Building a Better Bomb

While condemning India for its nuclear testing, the U.S. government quietly funnels billions to research programs aimed at creating an ever-more-virulent nuclear arsenal

Even though we presumably aren't going to be manufacturing new physics packages in the future, two of the biggest machines being built for the Stockpile Stewardship program correspond directly to these two bomb parts. The DARHT X-ray machine at Los Alamos will mainly be used to test what happens with the high explosives in the primary. The NIF laser at Livermore will replicate what happens in the secondary.

Critics, including several physicists and former bomb designers, contend that the primaries and secondaries are already the safest and most reliable parts of our existing weapons. If anything, they should require the least virtual testing under a stewardship program.

For 50 years the best minds in nuclear physics, from early geniuses like the cantankerous Hungarian Edward Teller on down the line to today's designers, have studied what happens in the primaries and secondaries.

It is probably best, in fact, to tinker with the existing physics packages as little as possible, physicists agree, since any changes cannot be passed through the crucible of an actual underground test. "There are no meaningless changes," says Dearborn.

Yet stewardship proponents like Hogan and Dearborn argue that they need the new tools stewardship will provide. "We'll be able to use this data to convince ourselves by simulations that we know what's going on" with aging warheads, says physicist Drell.

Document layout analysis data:
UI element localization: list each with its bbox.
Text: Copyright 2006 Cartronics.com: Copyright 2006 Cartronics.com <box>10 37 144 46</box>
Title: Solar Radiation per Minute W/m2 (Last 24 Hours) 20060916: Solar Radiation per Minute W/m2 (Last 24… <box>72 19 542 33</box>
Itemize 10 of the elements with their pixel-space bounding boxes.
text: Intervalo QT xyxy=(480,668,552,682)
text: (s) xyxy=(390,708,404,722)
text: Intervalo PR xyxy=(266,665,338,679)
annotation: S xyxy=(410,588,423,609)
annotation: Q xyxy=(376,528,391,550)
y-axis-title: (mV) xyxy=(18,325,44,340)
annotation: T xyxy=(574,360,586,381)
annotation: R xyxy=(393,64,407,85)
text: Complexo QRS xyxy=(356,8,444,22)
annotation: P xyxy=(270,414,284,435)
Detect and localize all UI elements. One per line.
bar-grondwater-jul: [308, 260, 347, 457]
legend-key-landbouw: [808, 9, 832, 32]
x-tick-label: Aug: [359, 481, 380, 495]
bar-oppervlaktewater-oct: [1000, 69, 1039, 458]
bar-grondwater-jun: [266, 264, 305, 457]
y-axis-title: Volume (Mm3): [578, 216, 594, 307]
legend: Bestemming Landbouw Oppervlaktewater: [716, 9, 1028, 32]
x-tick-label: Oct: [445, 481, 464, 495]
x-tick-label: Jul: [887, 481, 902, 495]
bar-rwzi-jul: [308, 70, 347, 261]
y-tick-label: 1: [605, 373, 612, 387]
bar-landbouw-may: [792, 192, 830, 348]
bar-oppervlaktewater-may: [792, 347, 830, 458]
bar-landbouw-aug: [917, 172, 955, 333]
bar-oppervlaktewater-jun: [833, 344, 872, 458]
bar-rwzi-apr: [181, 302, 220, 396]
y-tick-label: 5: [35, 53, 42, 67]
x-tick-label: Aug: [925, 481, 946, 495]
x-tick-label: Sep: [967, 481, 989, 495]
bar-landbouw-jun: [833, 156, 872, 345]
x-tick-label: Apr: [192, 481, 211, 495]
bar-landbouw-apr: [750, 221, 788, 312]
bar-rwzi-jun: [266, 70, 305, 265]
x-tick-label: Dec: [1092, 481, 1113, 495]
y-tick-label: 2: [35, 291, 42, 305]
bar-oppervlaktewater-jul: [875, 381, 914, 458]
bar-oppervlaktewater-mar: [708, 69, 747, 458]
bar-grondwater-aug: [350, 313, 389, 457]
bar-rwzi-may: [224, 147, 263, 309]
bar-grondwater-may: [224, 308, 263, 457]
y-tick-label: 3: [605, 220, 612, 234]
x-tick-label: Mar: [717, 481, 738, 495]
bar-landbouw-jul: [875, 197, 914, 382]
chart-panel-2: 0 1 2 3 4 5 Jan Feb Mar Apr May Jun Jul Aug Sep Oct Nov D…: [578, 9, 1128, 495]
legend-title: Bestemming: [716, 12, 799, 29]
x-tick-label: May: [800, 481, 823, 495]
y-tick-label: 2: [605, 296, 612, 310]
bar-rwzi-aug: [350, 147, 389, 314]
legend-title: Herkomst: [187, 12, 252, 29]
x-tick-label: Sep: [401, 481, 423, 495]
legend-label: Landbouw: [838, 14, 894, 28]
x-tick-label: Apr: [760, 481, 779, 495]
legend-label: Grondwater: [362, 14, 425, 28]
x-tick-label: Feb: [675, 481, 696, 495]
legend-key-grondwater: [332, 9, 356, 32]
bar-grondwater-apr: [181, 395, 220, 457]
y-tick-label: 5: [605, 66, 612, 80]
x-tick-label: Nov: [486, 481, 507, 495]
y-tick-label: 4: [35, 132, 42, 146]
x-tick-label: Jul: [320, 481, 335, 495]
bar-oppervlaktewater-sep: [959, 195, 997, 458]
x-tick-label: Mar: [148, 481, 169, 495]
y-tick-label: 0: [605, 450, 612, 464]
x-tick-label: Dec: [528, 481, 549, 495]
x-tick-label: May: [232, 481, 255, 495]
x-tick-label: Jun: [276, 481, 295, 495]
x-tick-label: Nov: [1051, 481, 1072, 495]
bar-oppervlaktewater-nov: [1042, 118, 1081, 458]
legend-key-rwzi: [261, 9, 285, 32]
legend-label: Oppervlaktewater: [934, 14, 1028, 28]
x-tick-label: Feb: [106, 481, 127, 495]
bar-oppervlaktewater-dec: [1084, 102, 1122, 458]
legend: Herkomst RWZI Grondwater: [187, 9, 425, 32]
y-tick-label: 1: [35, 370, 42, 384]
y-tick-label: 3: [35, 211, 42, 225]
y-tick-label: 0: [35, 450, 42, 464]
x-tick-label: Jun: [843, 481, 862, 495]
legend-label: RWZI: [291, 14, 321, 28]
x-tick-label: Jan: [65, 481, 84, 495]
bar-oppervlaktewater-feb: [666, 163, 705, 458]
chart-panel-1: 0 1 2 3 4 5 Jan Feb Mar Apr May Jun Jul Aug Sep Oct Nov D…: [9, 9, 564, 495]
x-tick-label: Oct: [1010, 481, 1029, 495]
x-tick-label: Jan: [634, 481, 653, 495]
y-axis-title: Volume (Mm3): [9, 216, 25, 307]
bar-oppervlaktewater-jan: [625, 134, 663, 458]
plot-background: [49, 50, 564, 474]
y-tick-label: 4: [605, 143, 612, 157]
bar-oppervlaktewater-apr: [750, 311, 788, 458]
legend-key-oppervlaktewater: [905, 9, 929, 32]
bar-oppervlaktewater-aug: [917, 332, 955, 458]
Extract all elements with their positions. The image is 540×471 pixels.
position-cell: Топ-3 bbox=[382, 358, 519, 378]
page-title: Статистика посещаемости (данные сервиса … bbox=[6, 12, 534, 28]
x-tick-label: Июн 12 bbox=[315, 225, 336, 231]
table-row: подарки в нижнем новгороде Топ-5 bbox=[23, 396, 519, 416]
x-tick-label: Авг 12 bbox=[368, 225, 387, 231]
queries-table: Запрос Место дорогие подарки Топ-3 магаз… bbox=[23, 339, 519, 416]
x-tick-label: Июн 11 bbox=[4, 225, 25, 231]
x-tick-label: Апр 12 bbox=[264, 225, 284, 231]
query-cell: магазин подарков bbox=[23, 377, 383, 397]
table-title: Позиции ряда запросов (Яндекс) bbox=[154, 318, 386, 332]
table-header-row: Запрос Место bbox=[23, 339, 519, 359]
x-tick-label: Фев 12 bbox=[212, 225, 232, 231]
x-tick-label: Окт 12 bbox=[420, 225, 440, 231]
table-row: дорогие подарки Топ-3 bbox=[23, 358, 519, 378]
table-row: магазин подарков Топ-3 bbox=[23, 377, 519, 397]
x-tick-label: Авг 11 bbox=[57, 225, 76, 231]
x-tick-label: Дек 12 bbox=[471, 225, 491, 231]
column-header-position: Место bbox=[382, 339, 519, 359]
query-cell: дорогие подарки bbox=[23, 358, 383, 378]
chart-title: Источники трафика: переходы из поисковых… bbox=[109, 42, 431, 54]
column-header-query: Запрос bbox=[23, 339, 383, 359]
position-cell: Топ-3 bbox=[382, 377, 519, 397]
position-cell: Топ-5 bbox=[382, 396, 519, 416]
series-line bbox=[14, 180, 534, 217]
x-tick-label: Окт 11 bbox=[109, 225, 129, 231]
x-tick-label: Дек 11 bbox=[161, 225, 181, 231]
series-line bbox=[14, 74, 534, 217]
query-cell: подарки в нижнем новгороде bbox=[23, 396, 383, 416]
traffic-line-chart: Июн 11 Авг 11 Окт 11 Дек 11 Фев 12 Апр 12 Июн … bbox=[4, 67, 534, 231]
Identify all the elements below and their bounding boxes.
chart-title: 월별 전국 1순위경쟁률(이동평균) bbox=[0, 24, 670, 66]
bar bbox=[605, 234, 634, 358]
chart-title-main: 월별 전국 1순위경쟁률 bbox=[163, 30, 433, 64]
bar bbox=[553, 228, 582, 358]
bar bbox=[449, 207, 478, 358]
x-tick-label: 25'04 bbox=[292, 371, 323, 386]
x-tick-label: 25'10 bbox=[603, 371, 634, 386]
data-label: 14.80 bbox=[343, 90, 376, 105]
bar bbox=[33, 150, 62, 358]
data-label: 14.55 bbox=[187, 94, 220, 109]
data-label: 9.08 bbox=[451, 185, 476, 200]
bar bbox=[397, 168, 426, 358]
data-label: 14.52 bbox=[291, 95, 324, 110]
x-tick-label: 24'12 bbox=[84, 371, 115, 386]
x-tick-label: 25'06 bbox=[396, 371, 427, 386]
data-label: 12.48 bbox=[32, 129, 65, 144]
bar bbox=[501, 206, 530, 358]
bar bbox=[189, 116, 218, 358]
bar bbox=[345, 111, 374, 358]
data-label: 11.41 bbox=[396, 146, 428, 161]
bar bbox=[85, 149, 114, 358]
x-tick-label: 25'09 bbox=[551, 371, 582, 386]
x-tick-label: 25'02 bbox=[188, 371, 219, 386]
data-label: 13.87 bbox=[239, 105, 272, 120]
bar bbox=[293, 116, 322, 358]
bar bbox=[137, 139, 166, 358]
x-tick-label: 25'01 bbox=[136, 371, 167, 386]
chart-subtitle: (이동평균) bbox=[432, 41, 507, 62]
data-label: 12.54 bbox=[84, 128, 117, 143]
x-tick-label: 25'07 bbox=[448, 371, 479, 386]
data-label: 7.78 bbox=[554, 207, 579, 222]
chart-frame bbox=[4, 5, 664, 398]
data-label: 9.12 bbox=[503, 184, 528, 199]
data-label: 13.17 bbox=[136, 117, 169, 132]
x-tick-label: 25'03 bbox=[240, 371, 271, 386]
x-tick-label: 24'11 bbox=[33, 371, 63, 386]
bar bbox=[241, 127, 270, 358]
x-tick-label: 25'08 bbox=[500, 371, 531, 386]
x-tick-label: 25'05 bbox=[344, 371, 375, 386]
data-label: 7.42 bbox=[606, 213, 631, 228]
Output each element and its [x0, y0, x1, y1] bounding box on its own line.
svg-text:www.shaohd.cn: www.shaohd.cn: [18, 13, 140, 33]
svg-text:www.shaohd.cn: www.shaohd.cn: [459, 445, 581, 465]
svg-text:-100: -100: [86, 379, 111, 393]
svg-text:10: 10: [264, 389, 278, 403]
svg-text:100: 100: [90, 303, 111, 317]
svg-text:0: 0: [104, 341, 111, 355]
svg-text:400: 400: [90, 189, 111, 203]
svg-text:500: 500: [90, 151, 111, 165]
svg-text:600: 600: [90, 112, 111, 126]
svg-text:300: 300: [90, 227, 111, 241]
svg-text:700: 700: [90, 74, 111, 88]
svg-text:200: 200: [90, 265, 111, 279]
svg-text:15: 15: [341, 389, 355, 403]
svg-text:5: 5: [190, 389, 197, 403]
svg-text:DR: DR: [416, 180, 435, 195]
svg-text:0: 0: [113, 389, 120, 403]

### ACTIVITIES
1 - In the nuclear weapons article, what will the DARHT X-ray machine at Los Alamos mainly be used to test?
2 - Turn the paragraph of the nuclear weapons article that begins "Even though we presumably aren't going to be manufacturing" into a short list, keeping its main facts.
3 - Carry on the nuclear weapons article from its last sentence.
The records aren't needed for any of this.

### ANSWER SECTION
1 - It will mainly test what happens with the high explosives in the primary.

2 -
- New physics packages presumably won't be manufactured in the future.
- Even so, two of the biggest machines being built for the Stockpile Stewardship program correspond directly to the two bomb parts.
- The DARHT X-ray machine at Los Alamos will mainly test what happens with the high explosives in the primary.
- The NIF laser at Livermore will replicate what happens in the secondary.

3 -
But new insight into the workings of nuclear warheads cuts two ways. Information that is useful in tending to old bombs can also be used to design better bombs.

The NIF and the rest of the stewardship program, critics argue, are massive scientific overkill if the goal is just to monitor the warheads we already have.

"What's all that for?" asks Ted Taylor, a physicist and former bomb designer at Los Alamos who is now an advocate of dismantling the arsenal. "Why don't we periodically inspect our weapons, find out what's going on inside them, and if something is deteriorating, replace it?"

His silver-framed glasses and white lab coat make Ted Taylor look like an aging physics professor preparing to lecture. But his light-blue beret seems out of place. So does he, standing on the gravel shoulder of a two-lane road in Livermore, hands clasped behind his back.

About two dozen men and women are gathered, some clutching empty jars that once held Smucker's jelly or marinated artichoke hearts. In a few minutes, they will use the jars to collect soil samples around Lawrence Livermore.

It is one of the periodic demonstrations held to protest Livermore's role as a nuclear weapons lab. As the protesters listen to speeches by the roadside, a lab public relations spokesman and cadre of riot-equipped security guards watch from behind a chain-link fence. Today, the protesters are assuming the role of a United Nations weapons inspection team -- hence the white coats, the blue berets, the sample jars.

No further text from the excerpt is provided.